● Extrait du document:
· · ·

Notation tonale dans un texte normalisé bambara
Les diacritiques tonales utilisées sont l’accent aigu : á pour le ton haut ; l’accent grave : à pour le ton bas ; hachek : ǎ pour le ton ascendant. Cette dernière est très rare, seulement dans les mots de quelques classes tonales minoritaires, pour le ton ascendant précédant le ton haut.
On peut se passer du hachek, mais dans ce cas, on serait obligé d’introduire un signe pour le ton flottant bas à l’intérieur du mot. Au lieu de nkárǎngé, on écrirait nká`ránge ‘piège’. Une autre option serait d’utiliser le circonflexe : nkâránge.
Le hachek n’est pas utilisé pour le ton ascendant précédant un ton bas, on utilise plutôt l’accent grave, selon le principe : « le ton bas suivi d’un autre ton bas se réalise comme un ton ascendant ».
En plus, on utilise le circonflexe pour désigner la combinaison du ton haut final avec le ton flottant bas suivant, et cela seulement dans les mots où le ton flottant bas fait partie du ton lexical, ex. : jɔ̂n ‘qui ?’, bî ‘dizane’, mîn (marque relative).

· · ·

● À faire:
A - Répondez à ces questions sur le texte consacré à la notation tonale en bambara :
(i) Quel ton le hachek sert-il à noter ?
(ii) Quel signe utilise-t-on pour le ton ascendant qui précède un ton bas ?
(iii) Dans quels mots emploie-t-on le circonflexe ?
B - Recopiez le texte sur la notation tonale en bambara depuis « Notation tonale dans » jusqu’à « le ton haut. » inclus, en renommant « hachek » en « caron ».
C - Écrivez la suite du texte sur la notation tonale en bambara, à partir de sa dernière phrase.

· · ·

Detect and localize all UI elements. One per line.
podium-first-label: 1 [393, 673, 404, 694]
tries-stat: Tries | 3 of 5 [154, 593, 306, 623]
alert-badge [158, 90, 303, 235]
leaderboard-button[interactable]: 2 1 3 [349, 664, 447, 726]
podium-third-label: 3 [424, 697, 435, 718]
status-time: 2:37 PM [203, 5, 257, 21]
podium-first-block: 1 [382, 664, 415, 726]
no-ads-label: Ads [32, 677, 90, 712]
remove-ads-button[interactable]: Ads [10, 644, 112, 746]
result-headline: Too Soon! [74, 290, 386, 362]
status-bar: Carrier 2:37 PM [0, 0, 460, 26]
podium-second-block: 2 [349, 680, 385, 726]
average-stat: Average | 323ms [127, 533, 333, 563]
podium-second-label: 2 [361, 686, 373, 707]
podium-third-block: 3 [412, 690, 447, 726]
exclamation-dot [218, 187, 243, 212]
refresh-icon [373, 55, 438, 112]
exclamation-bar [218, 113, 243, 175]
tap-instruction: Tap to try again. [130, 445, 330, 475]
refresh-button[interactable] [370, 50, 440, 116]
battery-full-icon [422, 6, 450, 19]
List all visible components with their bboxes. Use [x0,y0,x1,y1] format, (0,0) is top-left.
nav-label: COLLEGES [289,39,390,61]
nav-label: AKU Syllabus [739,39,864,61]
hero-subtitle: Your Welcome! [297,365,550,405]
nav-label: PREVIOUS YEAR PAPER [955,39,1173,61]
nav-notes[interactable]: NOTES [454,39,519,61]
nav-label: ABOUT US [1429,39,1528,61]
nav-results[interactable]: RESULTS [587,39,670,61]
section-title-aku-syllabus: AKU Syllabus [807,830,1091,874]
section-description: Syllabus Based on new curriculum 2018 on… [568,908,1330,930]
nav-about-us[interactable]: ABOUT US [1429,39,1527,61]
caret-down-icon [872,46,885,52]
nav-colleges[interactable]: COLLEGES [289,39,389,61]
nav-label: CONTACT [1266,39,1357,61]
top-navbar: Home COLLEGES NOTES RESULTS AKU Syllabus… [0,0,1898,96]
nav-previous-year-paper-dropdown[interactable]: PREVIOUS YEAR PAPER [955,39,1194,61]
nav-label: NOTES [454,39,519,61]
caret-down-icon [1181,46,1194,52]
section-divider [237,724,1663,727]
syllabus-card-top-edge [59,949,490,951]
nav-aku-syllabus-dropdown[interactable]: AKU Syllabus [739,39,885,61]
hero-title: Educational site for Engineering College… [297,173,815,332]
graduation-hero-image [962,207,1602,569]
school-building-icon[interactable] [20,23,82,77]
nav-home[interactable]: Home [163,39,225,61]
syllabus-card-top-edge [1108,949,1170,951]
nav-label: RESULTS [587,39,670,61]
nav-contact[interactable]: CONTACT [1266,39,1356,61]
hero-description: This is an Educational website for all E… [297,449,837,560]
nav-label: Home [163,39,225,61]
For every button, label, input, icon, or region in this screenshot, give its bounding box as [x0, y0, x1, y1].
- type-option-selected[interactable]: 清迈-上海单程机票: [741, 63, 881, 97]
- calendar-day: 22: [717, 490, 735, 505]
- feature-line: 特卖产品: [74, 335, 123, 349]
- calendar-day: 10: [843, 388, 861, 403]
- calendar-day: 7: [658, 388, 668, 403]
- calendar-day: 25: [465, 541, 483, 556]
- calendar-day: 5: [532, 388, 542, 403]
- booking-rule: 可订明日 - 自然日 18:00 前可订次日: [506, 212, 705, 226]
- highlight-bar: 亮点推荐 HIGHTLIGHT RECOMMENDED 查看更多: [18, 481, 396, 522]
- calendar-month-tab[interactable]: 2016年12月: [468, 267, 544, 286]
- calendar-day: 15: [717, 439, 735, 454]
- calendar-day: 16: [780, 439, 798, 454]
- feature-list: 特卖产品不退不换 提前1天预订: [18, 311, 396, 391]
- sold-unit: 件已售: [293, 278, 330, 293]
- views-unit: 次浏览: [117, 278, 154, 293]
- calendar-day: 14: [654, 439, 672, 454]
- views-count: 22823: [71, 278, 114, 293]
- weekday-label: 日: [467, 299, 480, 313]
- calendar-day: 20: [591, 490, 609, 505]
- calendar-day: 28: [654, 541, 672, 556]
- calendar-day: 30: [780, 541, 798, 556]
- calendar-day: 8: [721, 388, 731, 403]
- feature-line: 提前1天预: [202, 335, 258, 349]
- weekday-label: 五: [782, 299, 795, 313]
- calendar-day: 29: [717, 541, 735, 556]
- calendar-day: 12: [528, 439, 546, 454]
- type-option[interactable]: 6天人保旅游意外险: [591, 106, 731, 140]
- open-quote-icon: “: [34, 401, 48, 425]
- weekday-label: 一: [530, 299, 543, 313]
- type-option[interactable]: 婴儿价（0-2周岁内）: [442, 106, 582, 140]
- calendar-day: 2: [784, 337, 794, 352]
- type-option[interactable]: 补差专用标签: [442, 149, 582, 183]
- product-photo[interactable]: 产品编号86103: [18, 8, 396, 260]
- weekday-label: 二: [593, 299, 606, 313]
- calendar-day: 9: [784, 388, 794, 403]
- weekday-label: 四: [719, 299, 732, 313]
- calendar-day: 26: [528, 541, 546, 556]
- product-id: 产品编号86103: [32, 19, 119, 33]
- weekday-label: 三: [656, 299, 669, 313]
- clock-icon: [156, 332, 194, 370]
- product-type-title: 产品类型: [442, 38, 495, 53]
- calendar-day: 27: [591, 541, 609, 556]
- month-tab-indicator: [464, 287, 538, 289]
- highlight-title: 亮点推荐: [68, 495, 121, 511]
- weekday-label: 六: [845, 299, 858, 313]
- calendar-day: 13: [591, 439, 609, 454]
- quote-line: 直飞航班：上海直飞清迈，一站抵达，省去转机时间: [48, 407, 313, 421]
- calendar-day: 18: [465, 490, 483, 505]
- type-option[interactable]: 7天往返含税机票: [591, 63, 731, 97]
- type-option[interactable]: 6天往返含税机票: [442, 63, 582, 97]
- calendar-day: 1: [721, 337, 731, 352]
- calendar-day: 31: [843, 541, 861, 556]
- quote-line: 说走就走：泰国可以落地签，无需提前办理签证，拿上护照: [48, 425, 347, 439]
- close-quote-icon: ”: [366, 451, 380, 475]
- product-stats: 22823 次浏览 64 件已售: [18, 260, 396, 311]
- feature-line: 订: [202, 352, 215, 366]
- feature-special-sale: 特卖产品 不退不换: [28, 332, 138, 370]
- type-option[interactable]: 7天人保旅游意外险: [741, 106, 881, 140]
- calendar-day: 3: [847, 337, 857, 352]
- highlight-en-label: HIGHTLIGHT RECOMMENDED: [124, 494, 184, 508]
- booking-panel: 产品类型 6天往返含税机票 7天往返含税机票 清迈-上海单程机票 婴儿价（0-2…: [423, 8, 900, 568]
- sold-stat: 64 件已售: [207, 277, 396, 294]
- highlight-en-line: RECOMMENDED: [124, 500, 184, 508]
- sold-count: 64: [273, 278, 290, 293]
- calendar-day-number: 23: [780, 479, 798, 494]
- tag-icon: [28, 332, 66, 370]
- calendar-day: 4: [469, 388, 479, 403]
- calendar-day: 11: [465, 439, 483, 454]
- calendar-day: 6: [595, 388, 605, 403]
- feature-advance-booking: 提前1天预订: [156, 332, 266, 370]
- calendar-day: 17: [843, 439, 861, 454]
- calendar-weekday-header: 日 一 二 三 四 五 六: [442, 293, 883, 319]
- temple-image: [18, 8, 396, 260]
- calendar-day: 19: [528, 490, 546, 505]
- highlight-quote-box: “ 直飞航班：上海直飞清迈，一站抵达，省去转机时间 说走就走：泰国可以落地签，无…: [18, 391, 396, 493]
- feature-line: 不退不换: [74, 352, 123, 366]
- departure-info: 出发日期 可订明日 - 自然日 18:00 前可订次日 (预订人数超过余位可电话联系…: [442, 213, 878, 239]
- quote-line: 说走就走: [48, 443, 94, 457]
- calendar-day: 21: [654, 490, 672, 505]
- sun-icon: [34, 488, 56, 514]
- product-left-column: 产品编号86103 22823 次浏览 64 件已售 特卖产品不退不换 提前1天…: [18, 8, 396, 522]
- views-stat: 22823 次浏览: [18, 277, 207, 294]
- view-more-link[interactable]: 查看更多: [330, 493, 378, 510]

· · ·

● Réponses par tâche:
A -
(i) Le ton ascendant.
(ii) L’accent grave.
(iii) Dans les mots où le ton flottant bas fait partie du ton lexical.

B -
Notation tonale dans un texte normalisé bambara
Les diacritiques tonales utilisées sont l’accent aigu : á pour le ton haut ; l’accent grave : à pour le ton bas ; caron : ǎ pour le ton ascendant. Cette dernière est très rare, seulement dans les mots de quelques classes tonales minoritaires, pour le ton ascendant précédant le ton haut.

C -
Les règles de notation :
1. Pour les mots des classes tonales majeures : seul le ton de la première syllabe est indiqué (haut ou bas) et ce quelle que soit la longueur du mot.
2. Pour les verbes à préfixes, le ton bas est indiqué sur le préfixe et sur la première syllabe de la base verbale : lákìrin ‘faire évanouir’, màmìnɛ ‘retenir d’avance’, màgàn ‘faire effort’, màjìra ‘montrer’. Si la base verbale est à ton haut, le ton n’est indiqué que sur le préfixe : lákolo ‘éduquer’.
Le même principe est appliqué aux participes (dérivés par les suffixes –len / -nen, -tɔ, -ta) qui maintiennent les tons des verbes dont ils sont dérivés (lákìrinnen, màmìnɛtɔ, màjìrata). Il n’est pas valable pour les noms verbaux (dérivés par conversion ou par le suffixe –li / -ni) ni pour le participe en -bali dont les tons sont compacts (lákirinni ‘fait de faire évanouir’, màminɛli, màminɛ ‘fiançailles’, màgan ‘effort, zèle’, lákirinbali ‘celui qui ne s’est pas évanoui’)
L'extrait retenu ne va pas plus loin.